[WORK ITEM]:
Print every record below exactly, minus the pictures.

[AVAILABLE DATA]:
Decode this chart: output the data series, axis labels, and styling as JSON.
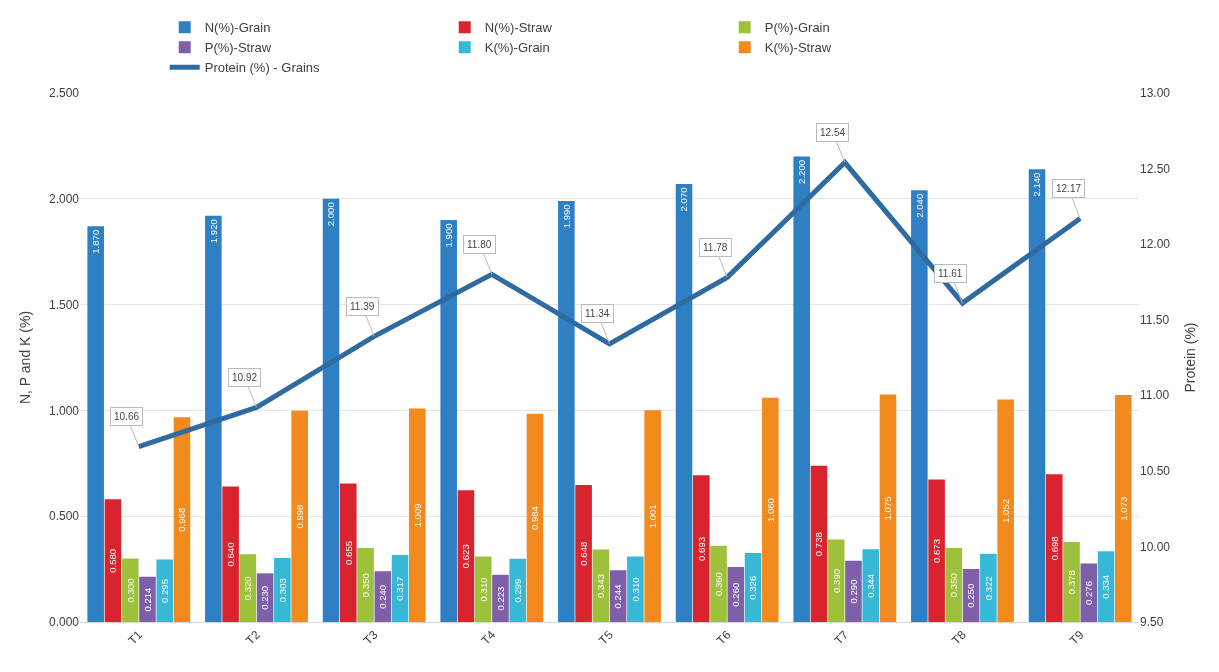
{
  "chart_data": {
    "type": "bar",
    "categories": [
      "T1",
      "T2",
      "T3",
      "T4",
      "T5",
      "T6",
      "T7",
      "T8",
      "T9"
    ],
    "ylabel": "N, P and K (%)",
    "y2label": "Protein (%)",
    "ylim": [
      0,
      2.5
    ],
    "yticks": [
      {
        "value": 0,
        "label": "0.000"
      },
      {
        "value": 0.5,
        "label": "0.500"
      },
      {
        "value": 1,
        "label": "1.000"
      },
      {
        "value": 1.5,
        "label": "1.500"
      },
      {
        "value": 2,
        "label": "2.000"
      },
      {
        "value": 2.5,
        "label": "2.500"
      }
    ],
    "y2lim": [
      9.5,
      13
    ],
    "y2ticks": [
      {
        "value": 9.5,
        "label": "9.50"
      },
      {
        "value": 10,
        "label": "10.00"
      },
      {
        "value": 10.5,
        "label": "10.50"
      },
      {
        "value": 11,
        "label": "11.00"
      },
      {
        "value": 11.5,
        "label": "11.50"
      },
      {
        "value": 12,
        "label": "12.00"
      },
      {
        "value": 12.5,
        "label": "12.50"
      },
      {
        "value": 13,
        "label": "13.00"
      }
    ],
    "grid": "y",
    "legend": "top",
    "series": [
      {
        "name": "N(%)-Grain",
        "color": "#2e7fc4",
        "values": [
          1.87,
          1.92,
          2.0,
          1.9,
          1.99,
          2.07,
          2.2,
          2.04,
          2.14
        ],
        "value_labels": [
          "1.870",
          "1.920",
          "2.000",
          "1.900",
          "1.990",
          "2.070",
          "2.200",
          "2.040",
          "2.140"
        ]
      },
      {
        "name": "N(%)-Straw",
        "color": "#d9232e",
        "values": [
          0.58,
          0.64,
          0.655,
          0.623,
          0.648,
          0.693,
          0.738,
          0.673,
          0.698
        ],
        "value_labels": [
          "0.580",
          "0.640",
          "0.655",
          "0.623",
          "0.648",
          "0.693",
          "0.738",
          "0.673",
          "0.698"
        ]
      },
      {
        "name": "P(%)-Grain",
        "color": "#9dc13a",
        "values": [
          0.3,
          0.32,
          0.35,
          0.31,
          0.343,
          0.36,
          0.39,
          0.35,
          0.378
        ],
        "value_labels": [
          "0.300",
          "0.320",
          "0.350",
          "0.310",
          "0.343",
          "0.360",
          "0.390",
          "0.350",
          "0.378"
        ]
      },
      {
        "name": "P(%)-Straw",
        "color": "#7f5fa8",
        "values": [
          0.214,
          0.23,
          0.24,
          0.223,
          0.244,
          0.26,
          0.29,
          0.25,
          0.276
        ],
        "value_labels": [
          "0.214",
          "0.230",
          "0.240",
          "0.223",
          "0.244",
          "0.260",
          "0.290",
          "0.250",
          "0.276"
        ]
      },
      {
        "name": "K(%)-Grain",
        "color": "#36b8d6",
        "values": [
          0.295,
          0.303,
          0.317,
          0.299,
          0.31,
          0.326,
          0.344,
          0.322,
          0.334
        ],
        "value_labels": [
          "0.295",
          "0.303",
          "0.317",
          "0.299",
          "0.310",
          "0.326",
          "0.344",
          "0.322",
          "0.334"
        ]
      },
      {
        "name": "K(%)-Straw",
        "color": "#f28a1e",
        "values": [
          0.968,
          0.998,
          1.009,
          0.984,
          1.001,
          1.06,
          1.075,
          1.052,
          1.073
        ],
        "value_labels": [
          "0.968",
          "0.998",
          "1.009",
          "0.984",
          "1.001",
          "1.060",
          "1.075",
          "1.052",
          "1.073"
        ]
      },
      {
        "name": "Protein (%) - Grains",
        "type": "line",
        "axis": "y2",
        "color": "#2f6aa0",
        "values": [
          10.66,
          10.92,
          11.39,
          11.8,
          11.34,
          11.78,
          12.54,
          11.61,
          12.17
        ],
        "value_labels": [
          "10.66",
          "10.92",
          "11.39",
          "11.80",
          "11.34",
          "11.78",
          "12.54",
          "11.61",
          "12.17"
        ]
      }
    ]
  }
}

[TASK SOLUTION]:
Decode this chart: output the data series, axis labels, and styling as JSON.
{
  "chart_data": {
    "type": "bar",
    "categories": [
      "T1",
      "T2",
      "T3",
      "T4",
      "T5",
      "T6",
      "T7",
      "T8",
      "T9"
    ],
    "ylabel": "N, P and K (%)",
    "y2label": "Protein (%)",
    "ylim": [
      0,
      2.5
    ],
    "yticks": [
      {
        "value": 0,
        "label": "0.000"
      },
      {
        "value": 0.5,
        "label": "0.500"
      },
      {
        "value": 1,
        "label": "1.000"
      },
      {
        "value": 1.5,
        "label": "1.500"
      },
      {
        "value": 2,
        "label": "2.000"
      },
      {
        "value": 2.5,
        "label": "2.500"
      }
    ],
    "y2lim": [
      9.5,
      13
    ],
    "y2ticks": [
      {
        "value": 9.5,
        "label": "9.50"
      },
      {
        "value": 10,
        "label": "10.00"
      },
      {
        "value": 10.5,
        "label": "10.50"
      },
      {
        "value": 11,
        "label": "11.00"
      },
      {
        "value": 11.5,
        "label": "11.50"
      },
      {
        "value": 12,
        "label": "12.00"
      },
      {
        "value": 12.5,
        "label": "12.50"
      },
      {
        "value": 13,
        "label": "13.00"
      }
    ],
    "grid": "y",
    "legend": "top",
    "series": [
      {
        "name": "N(%)-Grain",
        "color": "#2e7fc4",
        "values": [
          1.87,
          1.92,
          2.0,
          1.9,
          1.99,
          2.07,
          2.2,
          2.04,
          2.14
        ],
        "value_labels": [
          "1.870",
          "1.920",
          "2.000",
          "1.900",
          "1.990",
          "2.070",
          "2.200",
          "2.040",
          "2.140"
        ]
      },
      {
        "name": "N(%)-Straw",
        "color": "#d9232e",
        "values": [
          0.58,
          0.64,
          0.655,
          0.623,
          0.648,
          0.693,
          0.738,
          0.673,
          0.698
        ],
        "value_labels": [
          "0.580",
          "0.640",
          "0.655",
          "0.623",
          "0.648",
          "0.693",
          "0.738",
          "0.673",
          "0.698"
        ]
      },
      {
        "name": "P(%)-Grain",
        "color": "#9dc13a",
        "values": [
          0.3,
          0.32,
          0.35,
          0.31,
          0.343,
          0.36,
          0.39,
          0.35,
          0.378
        ],
        "value_labels": [
          "0.300",
          "0.320",
          "0.350",
          "0.310",
          "0.343",
          "0.360",
          "0.390",
          "0.350",
          "0.378"
        ]
      },
      {
        "name": "P(%)-Straw",
        "color": "#7f5fa8",
        "values": [
          0.214,
          0.23,
          0.24,
          0.223,
          0.244,
          0.26,
          0.29,
          0.25,
          0.276
        ],
        "value_labels": [
          "0.214",
          "0.230",
          "0.240",
          "0.223",
          "0.244",
          "0.260",
          "0.290",
          "0.250",
          "0.276"
        ]
      },
      {
        "name": "K(%)-Grain",
        "color": "#36b8d6",
        "values": [
          0.295,
          0.303,
          0.317,
          0.299,
          0.31,
          0.326,
          0.344,
          0.322,
          0.334
        ],
        "value_labels": [
          "0.295",
          "0.303",
          "0.317",
          "0.299",
          "0.310",
          "0.326",
          "0.344",
          "0.322",
          "0.334"
        ]
      },
      {
        "name": "K(%)-Straw",
        "color": "#f28a1e",
        "values": [
          0.968,
          0.998,
          1.009,
          0.984,
          1.001,
          1.06,
          1.075,
          1.052,
          1.073
        ],
        "value_labels": [
          "0.968",
          "0.998",
          "1.009",
          "0.984",
          "1.001",
          "1.060",
          "1.075",
          "1.052",
          "1.073"
        ]
      },
      {
        "name": "Protein (%) - Grains",
        "type": "line",
        "axis": "y2",
        "color": "#2f6aa0",
        "values": [
          10.66,
          10.92,
          11.39,
          11.8,
          11.34,
          11.78,
          12.54,
          11.61,
          12.17
        ],
        "value_labels": [
          "10.66",
          "10.92",
          "11.39",
          "11.80",
          "11.34",
          "11.78",
          "12.54",
          "11.61",
          "12.17"
        ]
      }
    ]
  }
}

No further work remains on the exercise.